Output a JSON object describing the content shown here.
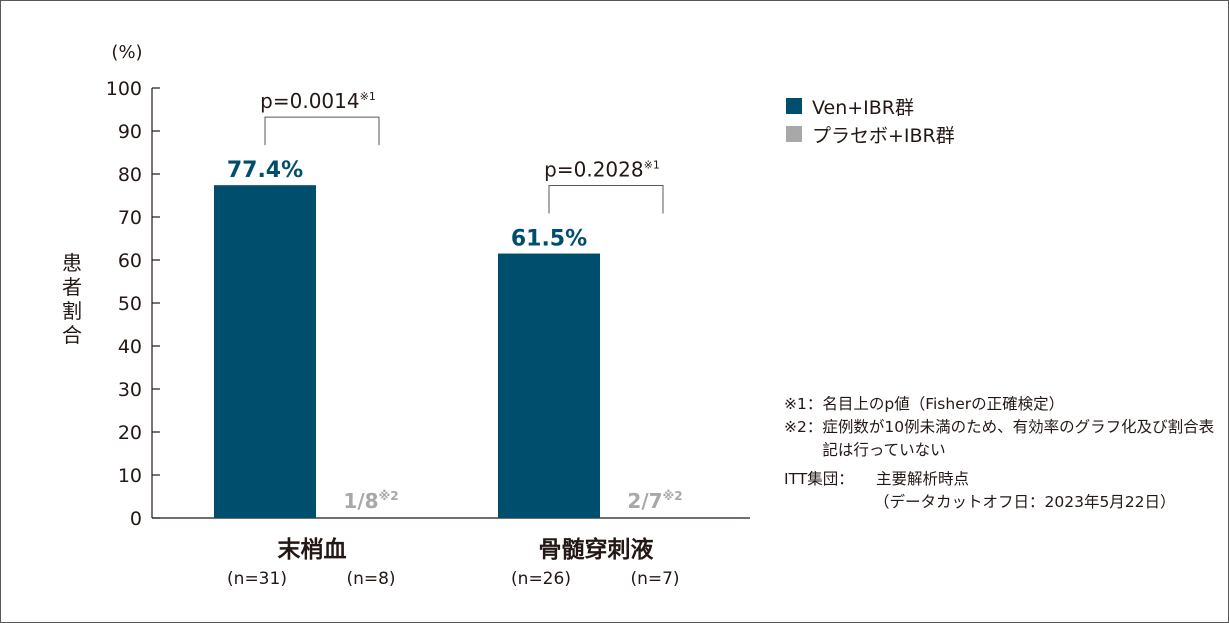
{
  "colors": {
    "ven": "#004e6e",
    "placebo": "#a8a8a8",
    "axis": "#231815"
  },
  "legend": {
    "items": [
      {
        "label": "Ven+IBR群",
        "color": "#004e6e"
      },
      {
        "label": "プラセボ+IBR群",
        "color": "#a8a8a8"
      }
    ]
  },
  "notes": {
    "note1_mark": "※1：",
    "note1_text": "名目上のp値（Fisherの正確検定）",
    "note2_mark": "※2：",
    "note2_text": "症例数が10例未満のため、有効率のグラフ化及び割合表記は行っていない",
    "itt_label": "ITT集団：",
    "itt_value": "主要解析時点",
    "itt_cut": "（データカットオフ日：2023年5月22日）"
  },
  "chart_data": {
    "type": "bar",
    "ylabel": "患者割合",
    "yunit": "(%)",
    "ylim": [
      0,
      100
    ],
    "yticks": [
      0,
      10,
      20,
      30,
      40,
      50,
      60,
      70,
      80,
      90,
      100
    ],
    "categories": [
      {
        "name": "末梢血",
        "bars": [
          {
            "series": "Ven+IBR群",
            "value": 77.4,
            "label": "77.4%",
            "n": "(n=31)"
          },
          {
            "series": "プラセボ+IBR群",
            "value": null,
            "label": "1/8",
            "label_note": "※2",
            "n": "(n=8)"
          }
        ],
        "pvalue": "p=0.0014",
        "pvalue_note": "※1"
      },
      {
        "name": "骨髄穿刺液",
        "bars": [
          {
            "series": "Ven+IBR群",
            "value": 61.5,
            "label": "61.5%",
            "n": "(n=26)"
          },
          {
            "series": "プラセボ+IBR群",
            "value": null,
            "label": "2/7",
            "label_note": "※2",
            "n": "(n=7)"
          }
        ],
        "pvalue": "p=0.2028",
        "pvalue_note": "※1"
      }
    ]
  }
}
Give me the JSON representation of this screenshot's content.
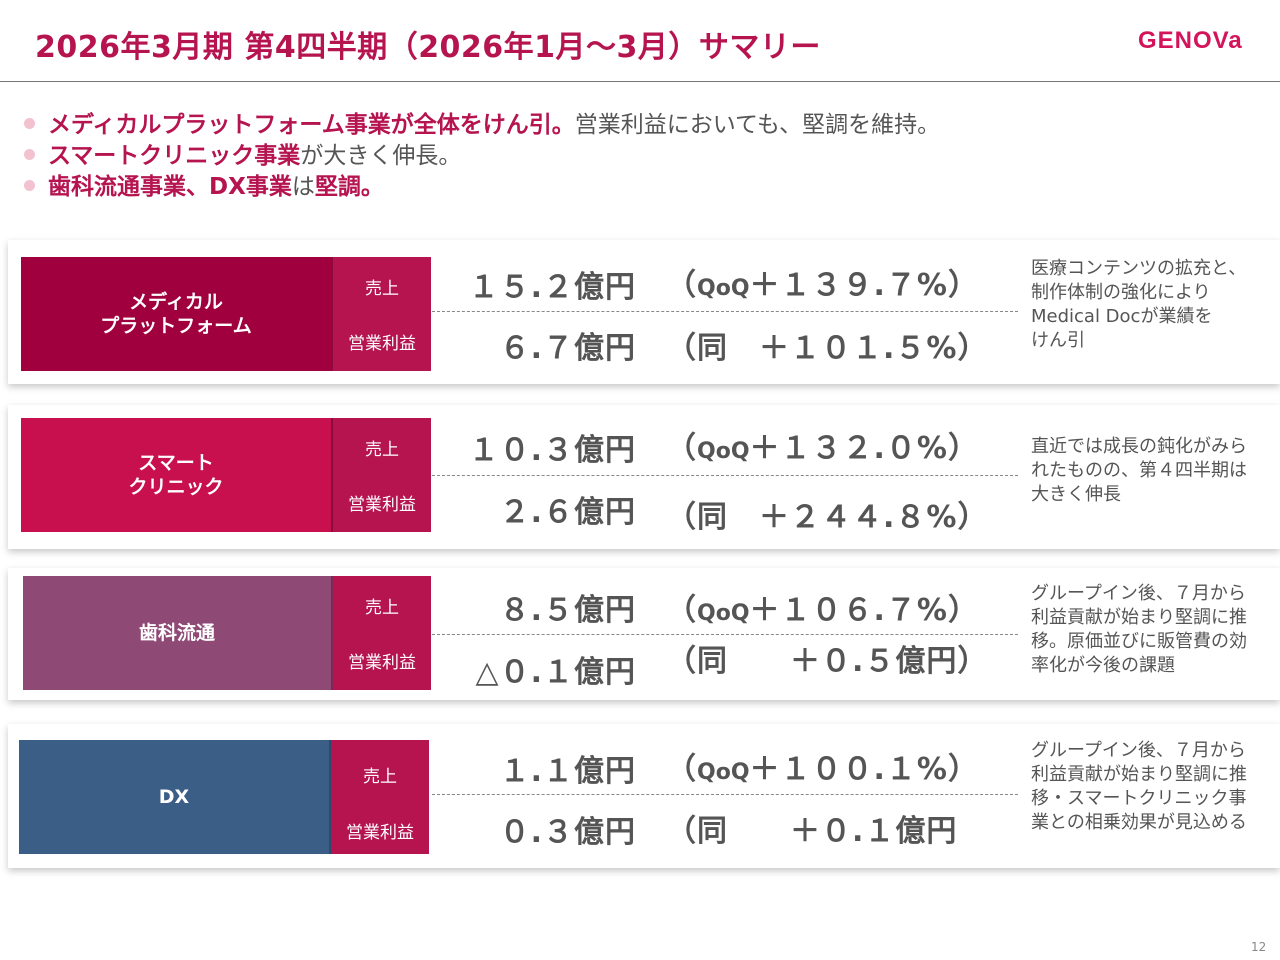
{
  "header": {
    "title": "2026年3月期 第4四半期（2026年1月～3月）サマリー",
    "logo": "GENOVa"
  },
  "bullets": [
    {
      "hl": "メディカルプラットフォーム事業が全体をけん引。",
      "rest": "営業利益においても、堅調を維持。",
      "hl2": "",
      "rest2": ""
    },
    {
      "hl": "スマートクリニック事業",
      "rest": "が大きく伸長。",
      "hl2": "",
      "rest2": ""
    },
    {
      "hl": "歯科流通事業、DX事業",
      "rest": "は",
      "hl2": "堅調。",
      "rest2": ""
    }
  ],
  "segments": [
    {
      "name": "メディカル\nプラットフォーム",
      "color": "#a0003e",
      "metric_color": "#b5144f",
      "sales_label": "売上",
      "op_label": "営業利益",
      "sales": "１５.２億円",
      "sales_qoq_open": "（",
      "sales_qoq_tag": "QoQ",
      "sales_qoq": "＋１３９.７%）",
      "op": "６.７億円",
      "op_qoq": "（同　＋１０１.５%）",
      "comment": "医療コンテンツの拡充と、\n制作体制の強化により\nMedical Docが業績を\nけん引"
    },
    {
      "name": "スマート\nクリニック",
      "color": "#c8104e",
      "metric_color": "#b5144f",
      "sales_label": "売上",
      "op_label": "営業利益",
      "sales": "１０.３億円",
      "sales_qoq_open": "（",
      "sales_qoq_tag": "QoQ",
      "sales_qoq": "＋１３２.０%）",
      "op": "２.６億円",
      "op_qoq": "（同　＋２４４.８%）",
      "comment": "直近では成長の鈍化がみら\nれたものの、第４四半期は\n大きく伸長"
    },
    {
      "name": "歯科流通",
      "color": "#8e4a75",
      "metric_color": "#b5144f",
      "sales_label": "売上",
      "op_label": "営業利益",
      "sales": "８.５億円",
      "sales_qoq_open": "（",
      "sales_qoq_tag": "QoQ",
      "sales_qoq": "＋１０６.７%）",
      "op": "△０.１億円",
      "op_qoq": "（同　　＋０.５億円）",
      "comment": "グループイン後、７月から\n利益貢献が始まり堅調に推\n移。原価並びに販管費の効\n率化が今後の課題"
    },
    {
      "name": "DX",
      "color": "#3b5e87",
      "metric_color": "#b5144f",
      "sales_label": "売上",
      "op_label": "営業利益",
      "sales": "１.１億円",
      "sales_qoq_open": "（",
      "sales_qoq_tag": "QoQ",
      "sales_qoq": "＋１００.１%）",
      "op": "０.３億円",
      "op_qoq": "（同　　＋０.１億円",
      "comment": "グループイン後、７月から\n利益貢献が始まり堅調に推\n移・スマートクリニック事\n業との相乗効果が見込める"
    }
  ],
  "page_number": "12"
}
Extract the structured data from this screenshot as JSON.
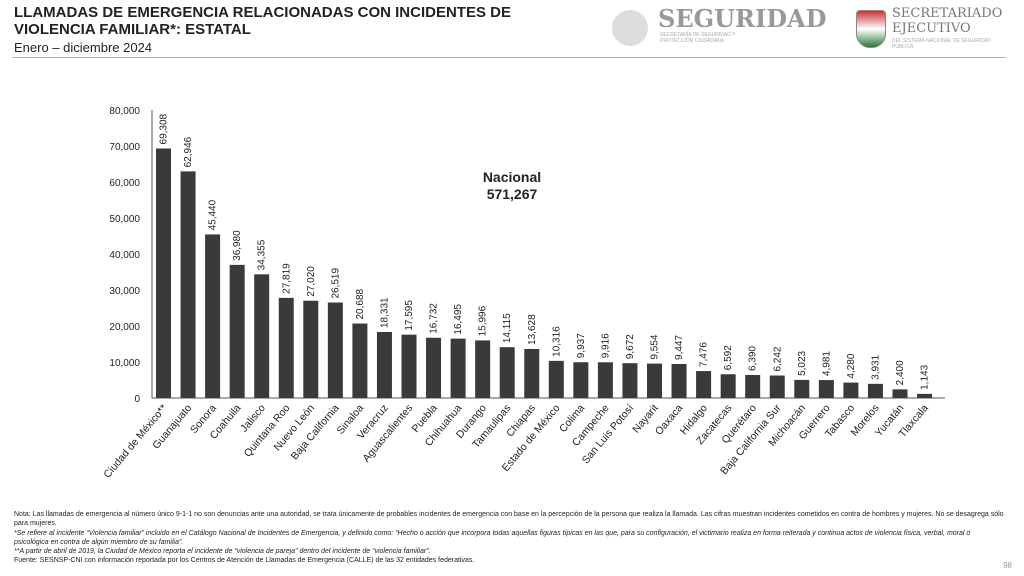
{
  "header": {
    "title": "LLAMADAS DE EMERGENCIA RELACIONADAS CON INCIDENTES DE VIOLENCIA FAMILIAR*: ESTATAL",
    "subtitle": "Enero – diciembre 2024",
    "logo1": "SEGURIDAD",
    "logo1_sub": "SECRETARÍA DE SEGURIDAD Y PROTECCIÓN CIUDADANA",
    "logo2": "SECRETARIADO EJECUTIVO",
    "logo2_sub": "DEL SISTEMA NACIONAL DE SEGURIDAD PÚBLICA"
  },
  "chart_data": {
    "type": "bar",
    "ylim": [
      0,
      80000
    ],
    "yticks": [
      "0",
      "10,000",
      "20,000",
      "30,000",
      "40,000",
      "50,000",
      "60,000",
      "70,000",
      "80,000"
    ],
    "bar_color": "#3a3a3a",
    "annotation": {
      "label": "Nacional",
      "value": "571,267"
    },
    "categories": [
      "Ciudad de México**",
      "Guanajuato",
      "Sonora",
      "Coahuila",
      "Jalisco",
      "Quintana Roo",
      "Nuevo León",
      "Baja California",
      "Sinaloa",
      "Veracruz",
      "Aguascalientes",
      "Puebla",
      "Chihuahua",
      "Durango",
      "Tamaulipas",
      "Chiapas",
      "Estado de México",
      "Colima",
      "Campeche",
      "San Luis Potosí",
      "Nayarit",
      "Oaxaca",
      "Hidalgo",
      "Zacatecas",
      "Querétaro",
      "Baja California Sur",
      "Michoacán",
      "Guerrero",
      "Tabasco",
      "Morelos",
      "Yucatán",
      "Tlaxcala"
    ],
    "values": [
      69308,
      62946,
      45440,
      36980,
      34355,
      27819,
      27020,
      26519,
      20688,
      18331,
      17595,
      16732,
      16495,
      15996,
      14115,
      13628,
      10316,
      9937,
      9916,
      9672,
      9554,
      9447,
      7476,
      6592,
      6390,
      6242,
      5023,
      4981,
      4280,
      3931,
      2400,
      1143
    ]
  },
  "notes": [
    "Nota: Las llamadas de emergencia al número único 9-1-1 no son denuncias ante una autoridad, se trata únicamente de probables incidentes de emergencia con base en la percepción de la persona que realiza la llamada. Las cifras muestran incidentes cometidos en contra de hombres y mujeres. No se desagrega sólo para mujeres.",
    "*Se refiere al incidente “Violencia familiar” incluido en el Catálogo Nacional de Incidentes de Emergencia, y definido como: “Hecho o acción que incorpora todas aquellas figuras típicas en las que, para su configuración, el victimario realiza en forma reiterada y continua actos de violencia física, verbal, moral o psicológica en contra de algún miembro de su familia”.",
    "**A partir de abril de 2019, la Ciudad de México reporta el incidente de “violencia de pareja” dentro del incidente de “violencia familiar”.",
    "Fuente: SESNSP-CNI con información reportada por los Centros de Atención de Llamadas de Emergencia (CALLE) de las 32 entidades federativas."
  ],
  "page_number": "98"
}
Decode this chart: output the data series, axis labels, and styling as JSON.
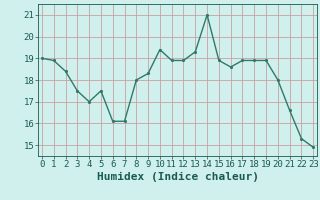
{
  "x": [
    0,
    1,
    2,
    3,
    4,
    5,
    6,
    7,
    8,
    9,
    10,
    11,
    12,
    13,
    14,
    15,
    16,
    17,
    18,
    19,
    20,
    21,
    22,
    23
  ],
  "y": [
    19.0,
    18.9,
    18.4,
    17.5,
    17.0,
    17.5,
    16.1,
    16.1,
    18.0,
    18.3,
    19.4,
    18.9,
    18.9,
    19.3,
    21.0,
    18.9,
    18.6,
    18.9,
    18.9,
    18.9,
    18.0,
    16.6,
    15.3,
    14.9
  ],
  "line_color": "#2d7a6a",
  "marker_color": "#2d7a6a",
  "bg_color": "#d0f0ee",
  "grid_color_major": "#c8a0a0",
  "grid_color_minor": "#e0c0c0",
  "xlabel": "Humidex (Indice chaleur)",
  "ylim": [
    14.5,
    21.5
  ],
  "yticks": [
    15,
    16,
    17,
    18,
    19,
    20,
    21
  ],
  "xticks": [
    0,
    1,
    2,
    3,
    4,
    5,
    6,
    7,
    8,
    9,
    10,
    11,
    12,
    13,
    14,
    15,
    16,
    17,
    18,
    19,
    20,
    21,
    22,
    23
  ],
  "label_color": "#1a5a50",
  "tick_color": "#1a5a50",
  "font_family": "monospace",
  "xlabel_fontsize": 8,
  "tick_fontsize": 6.5,
  "linewidth": 1.0,
  "markersize": 2.5,
  "xlim": [
    -0.3,
    23.3
  ]
}
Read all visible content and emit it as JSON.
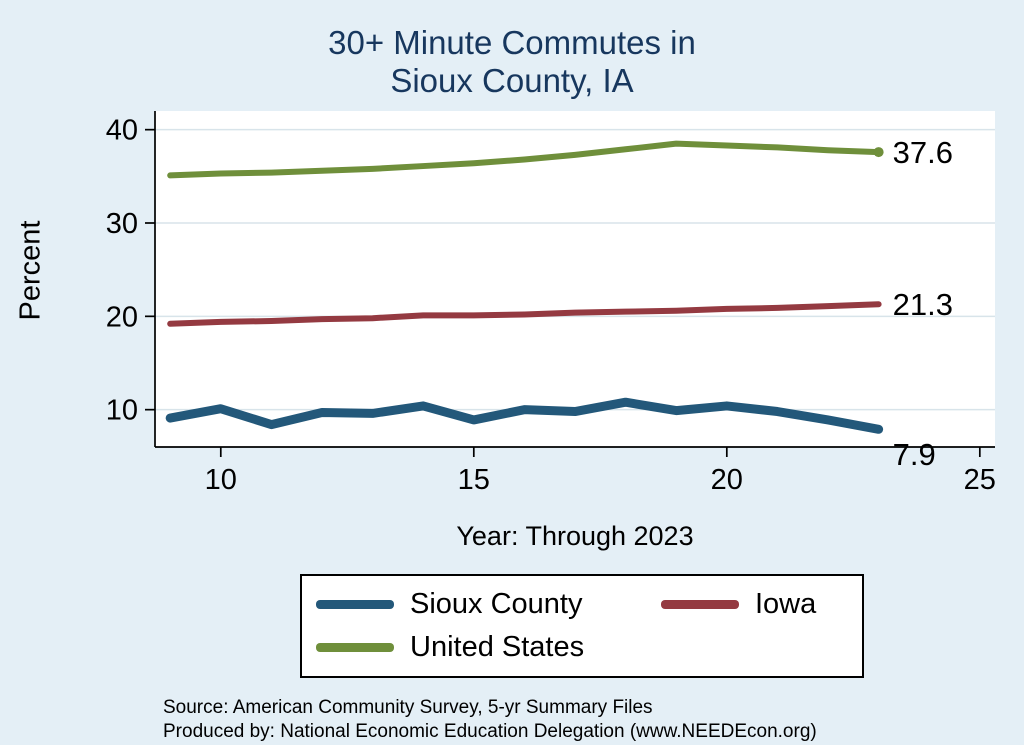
{
  "title": {
    "line1": "30+ Minute Commutes in",
    "line2": "Sioux County, IA"
  },
  "chart_data": {
    "type": "line",
    "title": "30+ Minute Commutes in Sioux County, IA",
    "xlabel": "Year: Through 2023",
    "ylabel": "Percent",
    "x": [
      9,
      10,
      11,
      12,
      13,
      14,
      15,
      16,
      17,
      18,
      19,
      20,
      21,
      22,
      23
    ],
    "series": [
      {
        "name": "Sioux County",
        "color": "#23587a",
        "line_width": 9,
        "values": [
          9.1,
          10.1,
          8.4,
          9.7,
          9.6,
          10.4,
          8.9,
          10.0,
          9.8,
          10.8,
          9.9,
          10.4,
          9.8,
          8.9,
          7.9
        ],
        "end_label": "7.9",
        "end_marker": false
      },
      {
        "name": "Iowa",
        "color": "#943a41",
        "line_width": 6,
        "values": [
          19.2,
          19.4,
          19.5,
          19.7,
          19.8,
          20.1,
          20.1,
          20.2,
          20.4,
          20.5,
          20.6,
          20.8,
          20.9,
          21.1,
          21.3
        ],
        "end_label": "21.3",
        "end_marker": false
      },
      {
        "name": "United States",
        "color": "#6f8f3b",
        "line_width": 6,
        "values": [
          35.1,
          35.3,
          35.4,
          35.6,
          35.8,
          36.1,
          36.4,
          36.8,
          37.3,
          37.9,
          38.5,
          38.3,
          38.1,
          37.8,
          37.6
        ],
        "end_label": "37.6",
        "end_marker": true
      }
    ],
    "xlim": [
      8.7,
      25.3
    ],
    "ylim": [
      6,
      42
    ],
    "x_ticks": [
      10,
      15,
      20,
      25
    ],
    "y_ticks": [
      10,
      20,
      30,
      40
    ],
    "grid": "horizontal",
    "legend_position": "bottom",
    "plot_background": "#ffffff",
    "page_background": "#e4eff6",
    "gridline_color": "#d8e4ea",
    "title_color": "#17375e"
  },
  "footer": {
    "source": "Source: American Community Survey, 5-yr Summary Files",
    "produced": "Produced by: National Economic Education Delegation (www.NEEDEcon.org)"
  }
}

§ **Direction**: Copy every line of the records above that holds the word "グループイン後".

§ **Reply to the exercise**:
      "comment": "グループイン後、７月から\n利益貢献が始まり堅調に推\n移。原価並びに販管費の効\n率化が今後の課題"
      "comment": "グループイン後、７月から\n利益貢献が始まり堅調に推\n移・スマートクリニック事\n業との相乗効果が見込める"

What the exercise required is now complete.